══ Task material ══
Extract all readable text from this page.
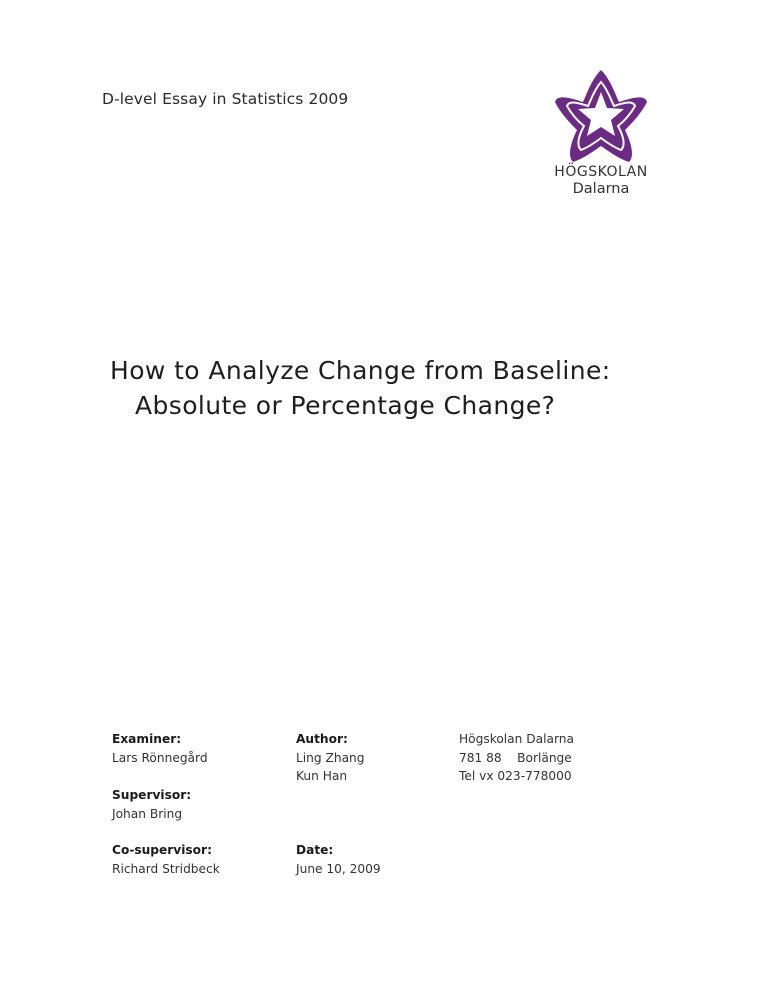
D-level Essay in Statistics 2009
HÖGSKOLAN
Dalarna
How to Analyze Change from Baseline:
Absolute or Percentage Change?
Examiner:
Lars Rönnegård
Supervisor:
Johan Bring
Co-supervisor:
Richard Stridbeck
Author:
Ling Zhang
Kun Han
Date:
June 10, 2009
Högskolan Dalarna
781 88    Borlänge
Tel vx 023-778000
═══
Goal:
Without including any picture, repeat the data exactly.

Output of the exercise:
Extract all readable text from this page.
D-level Essay in Statistics 2009
HÖGSKOLAN
Dalarna
How to Analyze Change from Baseline:
Absolute or Percentage Change?
Examiner:
Lars Rönnegård
Supervisor:
Johan Bring
Co-supervisor:
Richard Stridbeck
Author:
Ling Zhang
Kun Han
Date:
June 10, 2009
Högskolan Dalarna
781 88    Borlänge
Tel vx 023-778000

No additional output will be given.